[RECORDS SUPPLIED]:
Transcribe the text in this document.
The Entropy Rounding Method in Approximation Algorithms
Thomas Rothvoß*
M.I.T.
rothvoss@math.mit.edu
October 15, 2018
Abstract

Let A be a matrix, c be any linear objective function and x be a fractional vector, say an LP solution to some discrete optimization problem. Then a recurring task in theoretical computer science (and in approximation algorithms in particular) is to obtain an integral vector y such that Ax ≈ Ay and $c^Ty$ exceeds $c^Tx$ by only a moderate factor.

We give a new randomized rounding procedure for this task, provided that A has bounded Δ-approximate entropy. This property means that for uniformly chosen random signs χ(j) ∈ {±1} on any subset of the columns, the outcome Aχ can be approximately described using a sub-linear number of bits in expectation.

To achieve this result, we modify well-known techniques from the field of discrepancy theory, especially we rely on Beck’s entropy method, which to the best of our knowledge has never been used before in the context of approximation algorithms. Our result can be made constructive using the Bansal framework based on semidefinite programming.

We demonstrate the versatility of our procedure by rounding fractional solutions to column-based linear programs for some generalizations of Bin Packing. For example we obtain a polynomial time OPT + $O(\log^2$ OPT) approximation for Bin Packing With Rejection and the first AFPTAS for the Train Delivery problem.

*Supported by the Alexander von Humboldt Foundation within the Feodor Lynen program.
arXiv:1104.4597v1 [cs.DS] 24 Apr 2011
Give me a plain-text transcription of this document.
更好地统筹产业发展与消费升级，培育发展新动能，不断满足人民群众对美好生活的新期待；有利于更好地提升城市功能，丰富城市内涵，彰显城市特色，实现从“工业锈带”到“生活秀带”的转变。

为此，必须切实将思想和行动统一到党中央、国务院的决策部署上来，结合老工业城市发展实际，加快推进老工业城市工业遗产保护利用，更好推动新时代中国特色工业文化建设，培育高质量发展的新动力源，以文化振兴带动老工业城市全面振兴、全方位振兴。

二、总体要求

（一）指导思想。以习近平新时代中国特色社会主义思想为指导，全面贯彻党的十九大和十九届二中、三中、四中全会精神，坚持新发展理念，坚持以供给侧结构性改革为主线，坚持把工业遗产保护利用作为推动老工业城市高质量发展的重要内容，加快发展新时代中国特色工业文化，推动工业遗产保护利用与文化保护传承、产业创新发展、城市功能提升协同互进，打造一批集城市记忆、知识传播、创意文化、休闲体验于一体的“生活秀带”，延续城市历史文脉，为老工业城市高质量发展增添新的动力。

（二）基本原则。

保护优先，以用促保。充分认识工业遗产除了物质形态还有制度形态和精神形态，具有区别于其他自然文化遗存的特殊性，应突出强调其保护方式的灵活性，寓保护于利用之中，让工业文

[AIM]:
The full set of records should be duplicated exactly.

[CORRECT ANSWER]:
Transcribe the text in this document.
The Entropy Rounding Method in Approximation Algorithms
Thomas Rothvoß*
M.I.T.
rothvoss@math.mit.edu
October 15, 2018
Abstract

Let A be a matrix, c be any linear objective function and x be a fractional vector, say an LP solution to some discrete optimization problem. Then a recurring task in theoretical computer science (and in approximation algorithms in particular) is to obtain an integral vector y such that Ax ≈ Ay and $c^Ty$ exceeds $c^Tx$ by only a moderate factor.

We give a new randomized rounding procedure for this task, provided that A has bounded Δ-approximate entropy. This property means that for uniformly chosen random signs χ(j) ∈ {±1} on any subset of the columns, the outcome Aχ can be approximately described using a sub-linear number of bits in expectation.

To achieve this result, we modify well-known techniques from the field of discrepancy theory, especially we rely on Beck’s entropy method, which to the best of our knowledge has never been used before in the context of approximation algorithms. Our result can be made constructive using the Bansal framework based on semidefinite programming.

We demonstrate the versatility of our procedure by rounding fractional solutions to column-based linear programs for some generalizations of Bin Packing. For example we obtain a polynomial time OPT + $O(\log^2$ OPT) approximation for Bin Packing With Rejection and the first AFPTAS for the Train Delivery problem.

*Supported by the Alexander von Humboldt Foundation within the Feodor Lynen program.
arXiv:1104.4597v1 [cs.DS] 24 Apr 2011
Give me a plain-text transcription of this document.
更好地统筹产业发展与消费升级，培育发展新动能，不断满足人民群众对美好生活的新期待；有利于更好地提升城市功能，丰富城市内涵，彰显城市特色，实现从“工业锈带”到“生活秀带”的转变。

为此，必须切实将思想和行动统一到党中央、国务院的决策部署上来，结合老工业城市发展实际，加快推进老工业城市工业遗产保护利用，更好推动新时代中国特色工业文化建设，培育高质量发展的新动力源，以文化振兴带动老工业城市全面振兴、全方位振兴。

二、总体要求

（一）指导思想。以习近平新时代中国特色社会主义思想为指导，全面贯彻党的十九大和十九届二中、三中、四中全会精神，坚持新发展理念，坚持以供给侧结构性改革为主线，坚持把工业遗产保护利用作为推动老工业城市高质量发展的重要内容，加快发展新时代中国特色工业文化，推动工业遗产保护利用与文化保护传承、产业创新发展、城市功能提升协同互进，打造一批集城市记忆、知识传播、创意文化、休闲体验于一体的“生活秀带”，延续城市历史文脉，为老工业城市高质量发展增添新的动力。

（二）基本原则。

保护优先，以用促保。充分认识工业遗产除了物质形态还有制度形态和精神形态，具有区别于其他自然文化遗存的特殊性，应突出强调其保护方式的灵活性，寓保护于利用之中，让工业文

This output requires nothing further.